The data must be returned in full and exactly as given.

:: RECORDS PROVIDED ::

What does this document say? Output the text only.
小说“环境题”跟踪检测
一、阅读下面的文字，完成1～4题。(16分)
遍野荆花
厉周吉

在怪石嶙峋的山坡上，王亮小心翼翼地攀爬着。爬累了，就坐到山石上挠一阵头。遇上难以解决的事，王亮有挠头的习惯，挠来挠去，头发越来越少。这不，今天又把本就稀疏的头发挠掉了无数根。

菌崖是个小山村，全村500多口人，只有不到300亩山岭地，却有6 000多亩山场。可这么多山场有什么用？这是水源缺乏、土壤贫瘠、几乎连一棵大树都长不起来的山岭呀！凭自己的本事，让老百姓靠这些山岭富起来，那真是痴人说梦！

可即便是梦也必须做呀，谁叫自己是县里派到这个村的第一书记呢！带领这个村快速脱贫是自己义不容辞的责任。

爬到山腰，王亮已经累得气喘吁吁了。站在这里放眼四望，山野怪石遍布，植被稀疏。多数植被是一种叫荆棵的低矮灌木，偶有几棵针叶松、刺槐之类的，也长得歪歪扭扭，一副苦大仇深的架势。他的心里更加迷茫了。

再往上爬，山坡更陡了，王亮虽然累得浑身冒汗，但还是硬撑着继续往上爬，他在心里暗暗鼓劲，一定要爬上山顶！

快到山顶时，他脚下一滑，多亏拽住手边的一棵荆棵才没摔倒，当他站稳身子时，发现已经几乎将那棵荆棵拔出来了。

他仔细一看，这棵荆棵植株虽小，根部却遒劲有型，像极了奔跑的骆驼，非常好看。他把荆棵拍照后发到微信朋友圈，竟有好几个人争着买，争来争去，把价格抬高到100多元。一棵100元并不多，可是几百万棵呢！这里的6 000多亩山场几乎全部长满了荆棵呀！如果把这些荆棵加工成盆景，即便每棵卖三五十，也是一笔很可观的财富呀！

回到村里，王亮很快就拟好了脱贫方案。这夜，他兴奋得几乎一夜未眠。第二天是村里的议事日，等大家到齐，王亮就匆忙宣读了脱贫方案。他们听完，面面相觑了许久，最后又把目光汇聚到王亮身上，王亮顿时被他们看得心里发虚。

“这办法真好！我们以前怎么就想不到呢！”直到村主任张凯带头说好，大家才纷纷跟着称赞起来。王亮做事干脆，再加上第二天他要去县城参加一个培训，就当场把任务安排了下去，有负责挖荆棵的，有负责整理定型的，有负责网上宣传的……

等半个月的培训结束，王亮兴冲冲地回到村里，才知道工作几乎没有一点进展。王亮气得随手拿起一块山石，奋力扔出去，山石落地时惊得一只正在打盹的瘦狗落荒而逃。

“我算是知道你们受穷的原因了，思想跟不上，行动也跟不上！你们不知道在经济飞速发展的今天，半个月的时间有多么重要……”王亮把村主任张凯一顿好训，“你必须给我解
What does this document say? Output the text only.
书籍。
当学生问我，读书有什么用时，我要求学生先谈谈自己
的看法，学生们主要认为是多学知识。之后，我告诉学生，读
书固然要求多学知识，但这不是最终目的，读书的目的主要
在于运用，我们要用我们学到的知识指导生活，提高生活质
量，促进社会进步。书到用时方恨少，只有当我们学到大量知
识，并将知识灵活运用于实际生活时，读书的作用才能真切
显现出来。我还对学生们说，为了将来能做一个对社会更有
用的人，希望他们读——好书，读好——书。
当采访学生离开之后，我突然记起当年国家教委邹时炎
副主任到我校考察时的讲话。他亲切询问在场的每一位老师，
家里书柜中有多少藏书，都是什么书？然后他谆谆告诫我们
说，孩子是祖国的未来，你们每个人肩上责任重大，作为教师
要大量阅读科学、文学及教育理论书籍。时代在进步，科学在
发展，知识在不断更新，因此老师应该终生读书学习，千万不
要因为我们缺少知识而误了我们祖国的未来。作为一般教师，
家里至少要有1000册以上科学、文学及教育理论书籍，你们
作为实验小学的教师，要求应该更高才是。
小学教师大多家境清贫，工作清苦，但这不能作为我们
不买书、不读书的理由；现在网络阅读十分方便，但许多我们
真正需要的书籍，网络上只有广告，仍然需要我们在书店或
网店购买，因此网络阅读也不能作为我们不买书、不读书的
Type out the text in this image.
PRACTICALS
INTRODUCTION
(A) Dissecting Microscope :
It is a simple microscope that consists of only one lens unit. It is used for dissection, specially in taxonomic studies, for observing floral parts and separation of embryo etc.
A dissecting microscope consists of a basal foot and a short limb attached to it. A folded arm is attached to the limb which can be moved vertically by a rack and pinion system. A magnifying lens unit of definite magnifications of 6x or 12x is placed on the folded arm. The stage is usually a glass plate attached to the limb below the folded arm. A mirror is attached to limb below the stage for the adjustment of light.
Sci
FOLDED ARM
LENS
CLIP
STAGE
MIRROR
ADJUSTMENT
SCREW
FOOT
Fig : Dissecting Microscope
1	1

:::

PROBLEM SOLUTION —
What does this document say? Output the text only.
小说“环境题”跟踪检测
一、阅读下面的文字，完成1～4题。(16分)
遍野荆花
厉周吉

在怪石嶙峋的山坡上，王亮小心翼翼地攀爬着。爬累了，就坐到山石上挠一阵头。遇上难以解决的事，王亮有挠头的习惯，挠来挠去，头发越来越少。这不，今天又把本就稀疏的头发挠掉了无数根。

菌崖是个小山村，全村500多口人，只有不到300亩山岭地，却有6 000多亩山场。可这么多山场有什么用？这是水源缺乏、土壤贫瘠、几乎连一棵大树都长不起来的山岭呀！凭自己的本事，让老百姓靠这些山岭富起来，那真是痴人说梦！

可即便是梦也必须做呀，谁叫自己是县里派到这个村的第一书记呢！带领这个村快速脱贫是自己义不容辞的责任。

爬到山腰，王亮已经累得气喘吁吁了。站在这里放眼四望，山野怪石遍布，植被稀疏。多数植被是一种叫荆棵的低矮灌木，偶有几棵针叶松、刺槐之类的，也长得歪歪扭扭，一副苦大仇深的架势。他的心里更加迷茫了。

再往上爬，山坡更陡了，王亮虽然累得浑身冒汗，但还是硬撑着继续往上爬，他在心里暗暗鼓劲，一定要爬上山顶！

快到山顶时，他脚下一滑，多亏拽住手边的一棵荆棵才没摔倒，当他站稳身子时，发现已经几乎将那棵荆棵拔出来了。

他仔细一看，这棵荆棵植株虽小，根部却遒劲有型，像极了奔跑的骆驼，非常好看。他把荆棵拍照后发到微信朋友圈，竟有好几个人争着买，争来争去，把价格抬高到100多元。一棵100元并不多，可是几百万棵呢！这里的6 000多亩山场几乎全部长满了荆棵呀！如果把这些荆棵加工成盆景，即便每棵卖三五十，也是一笔很可观的财富呀！

回到村里，王亮很快就拟好了脱贫方案。这夜，他兴奋得几乎一夜未眠。第二天是村里的议事日，等大家到齐，王亮就匆忙宣读了脱贫方案。他们听完，面面相觑了许久，最后又把目光汇聚到王亮身上，王亮顿时被他们看得心里发虚。

“这办法真好！我们以前怎么就想不到呢！”直到村主任张凯带头说好，大家才纷纷跟着称赞起来。王亮做事干脆，再加上第二天他要去县城参加一个培训，就当场把任务安排了下去，有负责挖荆棵的，有负责整理定型的，有负责网上宣传的……

等半个月的培训结束，王亮兴冲冲地回到村里，才知道工作几乎没有一点进展。王亮气得随手拿起一块山石，奋力扔出去，山石落地时惊得一只正在打盹的瘦狗落荒而逃。

“我算是知道你们受穷的原因了，思想跟不上，行动也跟不上！你们不知道在经济飞速发展的今天，半个月的时间有多么重要……”王亮把村主任张凯一顿好训，“你必须给我解
What does this document say? Output the text only.
书籍。
当学生问我，读书有什么用时，我要求学生先谈谈自己
的看法，学生们主要认为是多学知识。之后，我告诉学生，读
书固然要求多学知识，但这不是最终目的，读书的目的主要
在于运用，我们要用我们学到的知识指导生活，提高生活质
量，促进社会进步。书到用时方恨少，只有当我们学到大量知
识，并将知识灵活运用于实际生活时，读书的作用才能真切
显现出来。我还对学生们说，为了将来能做一个对社会更有
用的人，希望他们读——好书，读好——书。
当采访学生离开之后，我突然记起当年国家教委邹时炎
副主任到我校考察时的讲话。他亲切询问在场的每一位老师，
家里书柜中有多少藏书，都是什么书？然后他谆谆告诫我们
说，孩子是祖国的未来，你们每个人肩上责任重大，作为教师
要大量阅读科学、文学及教育理论书籍。时代在进步，科学在
发展，知识在不断更新，因此老师应该终生读书学习，千万不
要因为我们缺少知识而误了我们祖国的未来。作为一般教师，
家里至少要有1000册以上科学、文学及教育理论书籍，你们
作为实验小学的教师，要求应该更高才是。
小学教师大多家境清贫，工作清苦，但这不能作为我们
不买书、不读书的理由；现在网络阅读十分方便，但许多我们
真正需要的书籍，网络上只有广告，仍然需要我们在书店或
网店购买，因此网络阅读也不能作为我们不买书、不读书的
Type out the text in this image.
PRACTICALS
INTRODUCTION
(A) Dissecting Microscope :
It is a simple microscope that consists of only one lens unit. It is used for dissection, specially in taxonomic studies, for observing floral parts and separation of embryo etc.
A dissecting microscope consists of a basal foot and a short limb attached to it. A folded arm is attached to the limb which can be moved vertically by a rack and pinion system. A magnifying lens unit of definite magnifications of 6x or 12x is placed on the folded arm. The stage is usually a glass plate attached to the limb below the folded arm. A mirror is attached to limb below the stage for the adjustment of light.
Sci
FOLDED ARM
LENS
CLIP
STAGE
MIRROR
ADJUSTMENT
SCREW
FOOT
Fig : Dissecting Microscope
1	1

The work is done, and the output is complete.